What is expected:
Extract the full listing below without altering a single character.

Data supplied:
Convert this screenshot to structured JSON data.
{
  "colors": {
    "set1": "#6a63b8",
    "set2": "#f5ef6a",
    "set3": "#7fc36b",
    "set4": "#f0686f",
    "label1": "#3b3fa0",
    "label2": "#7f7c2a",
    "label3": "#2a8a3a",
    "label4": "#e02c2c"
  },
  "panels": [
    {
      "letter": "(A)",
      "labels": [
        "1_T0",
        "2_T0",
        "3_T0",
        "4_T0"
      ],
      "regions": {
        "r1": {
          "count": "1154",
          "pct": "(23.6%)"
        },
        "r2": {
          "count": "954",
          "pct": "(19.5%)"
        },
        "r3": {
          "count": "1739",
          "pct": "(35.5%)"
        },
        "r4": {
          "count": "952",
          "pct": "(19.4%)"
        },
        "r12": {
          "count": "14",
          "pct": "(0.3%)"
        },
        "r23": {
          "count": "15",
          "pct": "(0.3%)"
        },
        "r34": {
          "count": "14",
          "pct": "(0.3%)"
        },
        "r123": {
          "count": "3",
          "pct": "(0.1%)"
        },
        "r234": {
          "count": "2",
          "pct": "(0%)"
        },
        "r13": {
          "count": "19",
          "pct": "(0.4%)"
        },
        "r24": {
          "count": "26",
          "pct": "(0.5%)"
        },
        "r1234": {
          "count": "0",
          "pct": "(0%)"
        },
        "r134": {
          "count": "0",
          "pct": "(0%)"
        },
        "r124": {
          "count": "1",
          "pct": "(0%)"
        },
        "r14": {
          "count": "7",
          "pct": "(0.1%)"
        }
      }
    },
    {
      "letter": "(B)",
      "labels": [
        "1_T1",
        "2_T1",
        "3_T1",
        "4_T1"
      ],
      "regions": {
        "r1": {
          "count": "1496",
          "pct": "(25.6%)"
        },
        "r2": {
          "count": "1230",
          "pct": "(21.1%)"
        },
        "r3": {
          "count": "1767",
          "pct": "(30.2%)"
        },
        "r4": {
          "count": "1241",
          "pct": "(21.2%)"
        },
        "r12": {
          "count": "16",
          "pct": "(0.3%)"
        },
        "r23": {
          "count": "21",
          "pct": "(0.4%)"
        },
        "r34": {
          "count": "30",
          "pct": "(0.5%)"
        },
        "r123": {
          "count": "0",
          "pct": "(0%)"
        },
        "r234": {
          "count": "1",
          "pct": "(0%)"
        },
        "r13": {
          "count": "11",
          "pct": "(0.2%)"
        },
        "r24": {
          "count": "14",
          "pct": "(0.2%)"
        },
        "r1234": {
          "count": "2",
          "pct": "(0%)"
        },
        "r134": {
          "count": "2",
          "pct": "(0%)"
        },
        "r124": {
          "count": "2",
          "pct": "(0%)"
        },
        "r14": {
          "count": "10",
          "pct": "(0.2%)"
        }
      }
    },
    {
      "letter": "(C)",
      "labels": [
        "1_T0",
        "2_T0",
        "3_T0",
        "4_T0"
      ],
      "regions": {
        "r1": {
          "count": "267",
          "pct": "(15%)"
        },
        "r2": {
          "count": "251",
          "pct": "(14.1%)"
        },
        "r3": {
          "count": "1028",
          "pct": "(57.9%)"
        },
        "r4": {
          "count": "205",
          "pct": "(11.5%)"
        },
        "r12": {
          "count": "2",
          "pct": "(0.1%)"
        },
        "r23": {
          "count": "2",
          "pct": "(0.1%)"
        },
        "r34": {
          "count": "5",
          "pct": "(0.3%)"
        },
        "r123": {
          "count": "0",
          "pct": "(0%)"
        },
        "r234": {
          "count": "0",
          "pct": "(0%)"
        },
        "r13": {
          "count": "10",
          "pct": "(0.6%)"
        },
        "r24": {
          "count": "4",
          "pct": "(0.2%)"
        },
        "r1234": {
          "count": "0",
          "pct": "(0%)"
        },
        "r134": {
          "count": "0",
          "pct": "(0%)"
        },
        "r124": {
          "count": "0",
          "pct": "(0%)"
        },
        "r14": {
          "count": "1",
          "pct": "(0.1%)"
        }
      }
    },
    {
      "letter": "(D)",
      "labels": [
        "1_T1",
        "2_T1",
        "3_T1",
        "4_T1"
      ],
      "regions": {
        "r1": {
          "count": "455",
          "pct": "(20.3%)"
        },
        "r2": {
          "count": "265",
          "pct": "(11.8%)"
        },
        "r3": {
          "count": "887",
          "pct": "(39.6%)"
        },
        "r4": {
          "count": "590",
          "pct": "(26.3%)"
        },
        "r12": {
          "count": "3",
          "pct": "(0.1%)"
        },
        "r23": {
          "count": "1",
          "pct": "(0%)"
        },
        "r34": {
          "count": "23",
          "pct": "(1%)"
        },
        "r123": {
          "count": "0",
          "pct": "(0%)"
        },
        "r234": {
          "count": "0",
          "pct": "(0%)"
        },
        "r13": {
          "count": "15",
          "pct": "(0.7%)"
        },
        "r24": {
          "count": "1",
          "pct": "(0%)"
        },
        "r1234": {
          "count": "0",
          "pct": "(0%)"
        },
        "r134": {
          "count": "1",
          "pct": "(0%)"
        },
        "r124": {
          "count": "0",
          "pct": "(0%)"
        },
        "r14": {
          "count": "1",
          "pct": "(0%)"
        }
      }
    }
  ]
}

Final answer:
Convert this screenshot to structured JSON data.
{
  "colors": {
    "set1": "#6a63b8",
    "set2": "#f5ef6a",
    "set3": "#7fc36b",
    "set4": "#f0686f",
    "label1": "#3b3fa0",
    "label2": "#7f7c2a",
    "label3": "#2a8a3a",
    "label4": "#e02c2c"
  },
  "panels": [
    {
      "letter": "(A)",
      "labels": [
        "1_T0",
        "2_T0",
        "3_T0",
        "4_T0"
      ],
      "regions": {
        "r1": {
          "count": "1154",
          "pct": "(23.6%)"
        },
        "r2": {
          "count": "954",
          "pct": "(19.5%)"
        },
        "r3": {
          "count": "1739",
          "pct": "(35.5%)"
        },
        "r4": {
          "count": "952",
          "pct": "(19.4%)"
        },
        "r12": {
          "count": "14",
          "pct": "(0.3%)"
        },
        "r23": {
          "count": "15",
          "pct": "(0.3%)"
        },
        "r34": {
          "count": "14",
          "pct": "(0.3%)"
        },
        "r123": {
          "count": "3",
          "pct": "(0.1%)"
        },
        "r234": {
          "count": "2",
          "pct": "(0%)"
        },
        "r13": {
          "count": "19",
          "pct": "(0.4%)"
        },
        "r24": {
          "count": "26",
          "pct": "(0.5%)"
        },
        "r1234": {
          "count": "0",
          "pct": "(0%)"
        },
        "r134": {
          "count": "0",
          "pct": "(0%)"
        },
        "r124": {
          "count": "1",
          "pct": "(0%)"
        },
        "r14": {
          "count": "7",
          "pct": "(0.1%)"
        }
      }
    },
    {
      "letter": "(B)",
      "labels": [
        "1_T1",
        "2_T1",
        "3_T1",
        "4_T1"
      ],
      "regions": {
        "r1": {
          "count": "1496",
          "pct": "(25.6%)"
        },
        "r2": {
          "count": "1230",
          "pct": "(21.1%)"
        },
        "r3": {
          "count": "1767",
          "pct": "(30.2%)"
        },
        "r4": {
          "count": "1241",
          "pct": "(21.2%)"
        },
        "r12": {
          "count": "16",
          "pct": "(0.3%)"
        },
        "r23": {
          "count": "21",
          "pct": "(0.4%)"
        },
        "r34": {
          "count": "30",
          "pct": "(0.5%)"
        },
        "r123": {
          "count": "0",
          "pct": "(0%)"
        },
        "r234": {
          "count": "1",
          "pct": "(0%)"
        },
        "r13": {
          "count": "11",
          "pct": "(0.2%)"
        },
        "r24": {
          "count": "14",
          "pct": "(0.2%)"
        },
        "r1234": {
          "count": "2",
          "pct": "(0%)"
        },
        "r134": {
          "count": "2",
          "pct": "(0%)"
        },
        "r124": {
          "count": "2",
          "pct": "(0%)"
        },
        "r14": {
          "count": "10",
          "pct": "(0.2%)"
        }
      }
    },
    {
      "letter": "(C)",
      "labels": [
        "1_T0",
        "2_T0",
        "3_T0",
        "4_T0"
      ],
      "regions": {
        "r1": {
          "count": "267",
          "pct": "(15%)"
        },
        "r2": {
          "count": "251",
          "pct": "(14.1%)"
        },
        "r3": {
          "count": "1028",
          "pct": "(57.9%)"
        },
        "r4": {
          "count": "205",
          "pct": "(11.5%)"
        },
        "r12": {
          "count": "2",
          "pct": "(0.1%)"
        },
        "r23": {
          "count": "2",
          "pct": "(0.1%)"
        },
        "r34": {
          "count": "5",
          "pct": "(0.3%)"
        },
        "r123": {
          "count": "0",
          "pct": "(0%)"
        },
        "r234": {
          "count": "0",
          "pct": "(0%)"
        },
        "r13": {
          "count": "10",
          "pct": "(0.6%)"
        },
        "r24": {
          "count": "4",
          "pct": "(0.2%)"
        },
        "r1234": {
          "count": "0",
          "pct": "(0%)"
        },
        "r134": {
          "count": "0",
          "pct": "(0%)"
        },
        "r124": {
          "count": "0",
          "pct": "(0%)"
        },
        "r14": {
          "count": "1",
          "pct": "(0.1%)"
        }
      }
    },
    {
      "letter": "(D)",
      "labels": [
        "1_T1",
        "2_T1",
        "3_T1",
        "4_T1"
      ],
      "regions": {
        "r1": {
          "count": "455",
          "pct": "(20.3%)"
        },
        "r2": {
          "count": "265",
          "pct": "(11.8%)"
        },
        "r3": {
          "count": "887",
          "pct": "(39.6%)"
        },
        "r4": {
          "count": "590",
          "pct": "(26.3%)"
        },
        "r12": {
          "count": "3",
          "pct": "(0.1%)"
        },
        "r23": {
          "count": "1",
          "pct": "(0%)"
        },
        "r34": {
          "count": "23",
          "pct": "(1%)"
        },
        "r123": {
          "count": "0",
          "pct": "(0%)"
        },
        "r234": {
          "count": "0",
          "pct": "(0%)"
        },
        "r13": {
          "count": "15",
          "pct": "(0.7%)"
        },
        "r24": {
          "count": "1",
          "pct": "(0%)"
        },
        "r1234": {
          "count": "0",
          "pct": "(0%)"
        },
        "r134": {
          "count": "1",
          "pct": "(0%)"
        },
        "r124": {
          "count": "0",
          "pct": "(0%)"
        },
        "r14": {
          "count": "1",
          "pct": "(0%)"
        }
      }
    }
  ]
}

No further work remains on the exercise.